● **Work instructions**
Retype the records below word for word and omit any image.

start Dataset content

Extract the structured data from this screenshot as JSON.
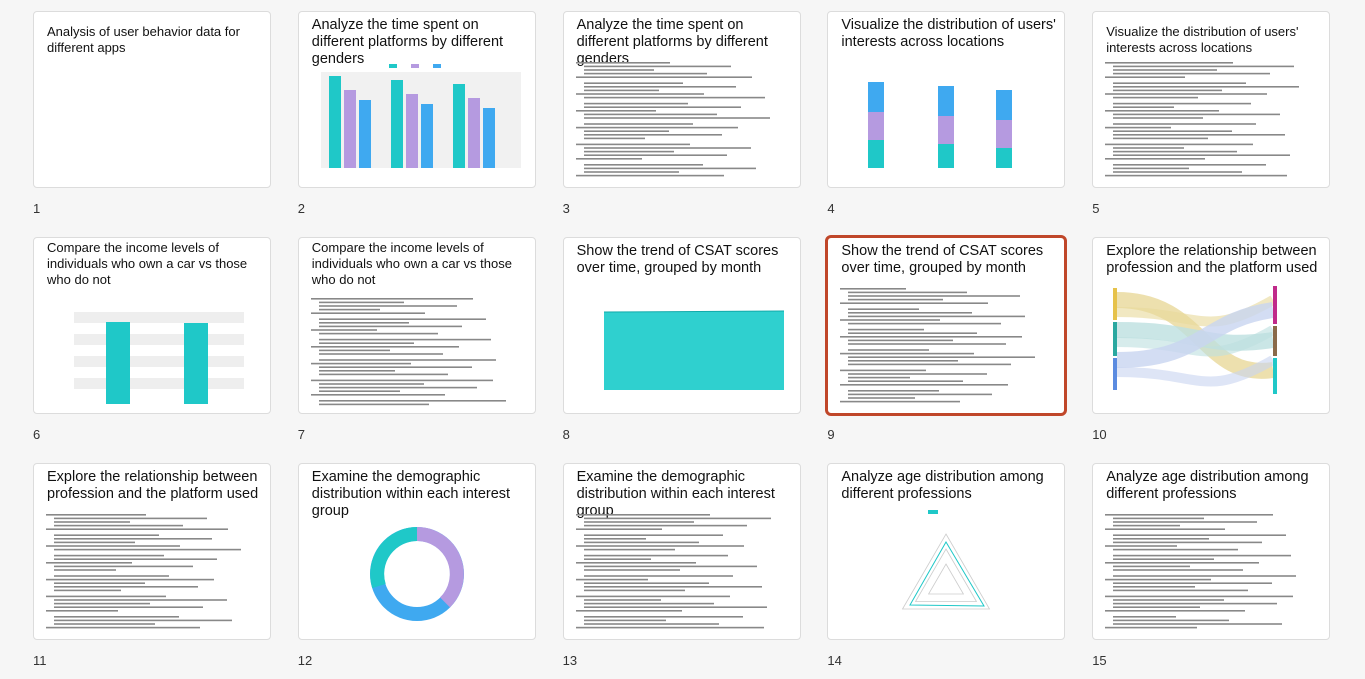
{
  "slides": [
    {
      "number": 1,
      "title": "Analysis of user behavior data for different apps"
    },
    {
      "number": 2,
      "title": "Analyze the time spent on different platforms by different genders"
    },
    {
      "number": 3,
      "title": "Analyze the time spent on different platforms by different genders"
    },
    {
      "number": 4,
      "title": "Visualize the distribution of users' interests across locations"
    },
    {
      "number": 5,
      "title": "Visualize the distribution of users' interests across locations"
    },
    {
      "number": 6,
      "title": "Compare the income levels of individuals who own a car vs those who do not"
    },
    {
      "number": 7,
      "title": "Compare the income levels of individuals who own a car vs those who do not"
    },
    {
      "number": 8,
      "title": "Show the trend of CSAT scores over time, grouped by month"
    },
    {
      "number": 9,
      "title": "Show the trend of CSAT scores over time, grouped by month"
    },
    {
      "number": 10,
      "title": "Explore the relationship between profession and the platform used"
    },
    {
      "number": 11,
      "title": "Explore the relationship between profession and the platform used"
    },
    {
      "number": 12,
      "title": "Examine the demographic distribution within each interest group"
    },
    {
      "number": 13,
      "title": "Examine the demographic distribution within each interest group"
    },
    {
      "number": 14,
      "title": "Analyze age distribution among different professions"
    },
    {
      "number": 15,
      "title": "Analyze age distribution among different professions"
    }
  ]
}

end Dataset content

● **The output**
Extract the structured data from this screenshot as JSON.
{
  "slides": [
    {
      "number": 1,
      "title": "Analysis of user behavior data for different apps"
    },
    {
      "number": 2,
      "title": "Analyze the time spent on different platforms by different genders"
    },
    {
      "number": 3,
      "title": "Analyze the time spent on different platforms by different genders"
    },
    {
      "number": 4,
      "title": "Visualize the distribution of users' interests across locations"
    },
    {
      "number": 5,
      "title": "Visualize the distribution of users' interests across locations"
    },
    {
      "number": 6,
      "title": "Compare the income levels of individuals who own a car vs those who do not"
    },
    {
      "number": 7,
      "title": "Compare the income levels of individuals who own a car vs those who do not"
    },
    {
      "number": 8,
      "title": "Show the trend of CSAT scores over time, grouped by month"
    },
    {
      "number": 9,
      "title": "Show the trend of CSAT scores over time, grouped by month"
    },
    {
      "number": 10,
      "title": "Explore the relationship between profession and the platform used"
    },
    {
      "number": 11,
      "title": "Explore the relationship between profession and the platform used"
    },
    {
      "number": 12,
      "title": "Examine the demographic distribution within each interest group"
    },
    {
      "number": 13,
      "title": "Examine the demographic distribution within each interest group"
    },
    {
      "number": 14,
      "title": "Analyze age distribution among different professions"
    },
    {
      "number": 15,
      "title": "Analyze age distribution among different professions"
    }
  ]
}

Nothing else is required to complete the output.